*Activity list*
a: In the World Cancer Day text, who has repeatedly stated that "what gets measured gets done"?
b: Quote the World Cancer Day text word for word from "As every year" to "is my fate.".
c: Extend the World Cancer Day text from the point where it ends.

Excerpted text below:

As every year on 4 February, World Cancer Day, the World Health Organization (WHO) and the International Agency for Research on Cancer (IARC) support the Union for International Cancer Control (UICC) in promoting ways to reduce the global burden of cancer.
“Did you know?” is the question posed for World Cancer Day 2013, which focuses on debunking damaging myths and misconceptions about the disease, reinforcing that there are still too many preconceived ideas about cancer that need demystifying and putting right. Prevention involves various approaches, and one aspect of this many-pronged effort, led by multiple agencies, is conveying clear messages to the public to improve general knowledge about cancer.
Myth 2: Cancer is a disease of the wealthy, elderly and developed countries
Myth 3: Cancer is a death sentence
Myth 4: Cancer is my fate.
In 2013, IARC would like to illustrate its commitment to cancer prevention by drawing on research experience to dispel the misconception that cancer is only a disease of wealthy and elderly people and developed economies.
WHO Director-General Dr Margaret Chan has stated repeatedly that “what gets measured gets done”, setting the trend for evidence-based research to support cancer control measures.

End of Excerpted text.
Data provided below:

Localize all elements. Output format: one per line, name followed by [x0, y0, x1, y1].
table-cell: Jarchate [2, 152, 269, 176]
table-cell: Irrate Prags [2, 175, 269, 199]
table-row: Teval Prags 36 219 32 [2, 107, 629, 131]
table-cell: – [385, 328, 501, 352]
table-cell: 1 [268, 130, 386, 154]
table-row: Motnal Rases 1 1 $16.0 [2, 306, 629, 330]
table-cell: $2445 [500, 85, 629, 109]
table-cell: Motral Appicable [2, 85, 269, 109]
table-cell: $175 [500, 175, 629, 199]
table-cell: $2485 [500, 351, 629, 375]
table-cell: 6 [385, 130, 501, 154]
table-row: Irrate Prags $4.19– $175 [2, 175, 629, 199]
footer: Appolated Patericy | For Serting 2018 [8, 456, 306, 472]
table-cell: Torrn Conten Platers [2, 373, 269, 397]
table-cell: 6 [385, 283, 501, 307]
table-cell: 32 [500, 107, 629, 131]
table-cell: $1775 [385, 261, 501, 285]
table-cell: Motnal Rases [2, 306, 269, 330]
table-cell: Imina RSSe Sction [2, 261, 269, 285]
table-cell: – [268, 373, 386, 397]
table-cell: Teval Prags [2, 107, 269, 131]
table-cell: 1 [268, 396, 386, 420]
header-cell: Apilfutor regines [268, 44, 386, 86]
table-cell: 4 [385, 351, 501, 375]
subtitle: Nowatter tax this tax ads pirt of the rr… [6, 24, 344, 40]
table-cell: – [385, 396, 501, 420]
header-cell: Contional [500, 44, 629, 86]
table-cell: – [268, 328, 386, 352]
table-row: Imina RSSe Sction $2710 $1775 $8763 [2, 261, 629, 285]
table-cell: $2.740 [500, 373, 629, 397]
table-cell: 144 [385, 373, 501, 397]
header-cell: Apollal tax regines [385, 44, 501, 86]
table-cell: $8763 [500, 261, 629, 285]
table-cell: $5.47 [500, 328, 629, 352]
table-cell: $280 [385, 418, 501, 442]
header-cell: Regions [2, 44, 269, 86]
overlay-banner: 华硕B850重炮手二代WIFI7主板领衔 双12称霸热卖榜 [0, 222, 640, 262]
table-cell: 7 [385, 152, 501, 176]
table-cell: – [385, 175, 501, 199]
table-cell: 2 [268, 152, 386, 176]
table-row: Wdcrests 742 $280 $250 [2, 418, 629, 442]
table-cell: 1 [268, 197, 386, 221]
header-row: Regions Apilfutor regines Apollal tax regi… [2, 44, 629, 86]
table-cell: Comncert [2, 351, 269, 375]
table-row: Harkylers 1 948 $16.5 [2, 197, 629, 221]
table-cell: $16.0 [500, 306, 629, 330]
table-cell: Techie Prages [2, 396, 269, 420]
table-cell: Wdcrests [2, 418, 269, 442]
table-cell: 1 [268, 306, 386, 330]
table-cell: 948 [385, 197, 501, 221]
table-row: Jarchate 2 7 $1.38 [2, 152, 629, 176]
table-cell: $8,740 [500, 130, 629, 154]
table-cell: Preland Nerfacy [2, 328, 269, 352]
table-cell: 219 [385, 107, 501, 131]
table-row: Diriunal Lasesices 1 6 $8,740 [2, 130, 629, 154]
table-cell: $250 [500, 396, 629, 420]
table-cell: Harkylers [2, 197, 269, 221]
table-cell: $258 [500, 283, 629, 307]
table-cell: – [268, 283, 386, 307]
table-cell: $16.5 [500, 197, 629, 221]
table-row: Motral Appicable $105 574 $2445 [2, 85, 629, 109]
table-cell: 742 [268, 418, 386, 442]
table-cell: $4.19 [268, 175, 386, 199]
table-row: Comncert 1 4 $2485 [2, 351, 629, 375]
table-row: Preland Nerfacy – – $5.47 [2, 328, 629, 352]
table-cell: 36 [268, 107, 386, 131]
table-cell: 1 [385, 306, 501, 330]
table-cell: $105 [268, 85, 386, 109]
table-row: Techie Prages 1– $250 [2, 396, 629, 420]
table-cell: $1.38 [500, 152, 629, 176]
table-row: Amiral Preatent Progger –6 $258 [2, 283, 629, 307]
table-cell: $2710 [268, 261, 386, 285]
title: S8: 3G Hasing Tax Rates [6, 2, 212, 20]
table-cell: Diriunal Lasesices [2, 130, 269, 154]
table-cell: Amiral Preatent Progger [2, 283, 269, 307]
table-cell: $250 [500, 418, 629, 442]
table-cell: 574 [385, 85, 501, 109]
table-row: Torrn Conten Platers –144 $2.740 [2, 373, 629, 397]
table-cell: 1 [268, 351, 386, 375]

End of Data provided.

*Answers to each task*
a: WHO Director-General Dr Margaret Chan

b:
As every year on 4 February, World Cancer Day, the World Health Organization (WHO) and the International Agency for Research on Cancer (IARC) support the Union for International Cancer Control (UICC) in promoting ways to reduce the global burden of cancer.
“Did you know?” is the question posed for World Cancer Day 2013, which focuses on debunking damaging myths and misconceptions about the disease, reinforcing that there are still too many preconceived ideas about cancer that need demystifying and putting right. Prevention involves various approaches, and one aspect of this many-pronged effort, led by multiple agencies, is conveying clear messages to the public to improve general knowledge about cancer.
Myth 2: Cancer is a disease of the wealthy, elderly and developed countries
Myth 3: Cancer is a death sentence
Myth 4: Cancer is my fate.

c:
A seminal study published recently by IARC scientists sheds light on which populations are affected by cancer. The scientists found that age-adjusted disability-adjusted life years (DALYs) – years of “healthy” life – lost due to cancer are substantial irrespective of world region. Cancer is a global epidemic, affecting all countries. The study established that people tend to die younger from their cancers in those countries where the human development index (HDI) is lower. The consistently larger proportions of years of life lost due to premature mortality from cancer in low-HDI than in high-HDI countries indicate substantial inequalities in prognosis after diagnosis, related to degree of human development. Therefore, low- and middle-income countries bear a disproportionate burden.
The heterogeneous geographical distribution of cancer and the range of risk factors mean that a cancer-specific response is needed that should be tailored to different geographical regions. In particular, attention should be focused on cancer in low- and middle-income countries.
“The areas of poverty and health inequalities as barriers to sustainable development will have enormous scientific and political relevance in the post-Millennium Development Goals (post-2015) period across the non-communicable disease spectrum,” said IARC Director Dr Christopher Wild on this occasion. “We believe that research aimed at understanding the causes and prevention of cancer in the low and middle-income countries must now be made a priority,” he added.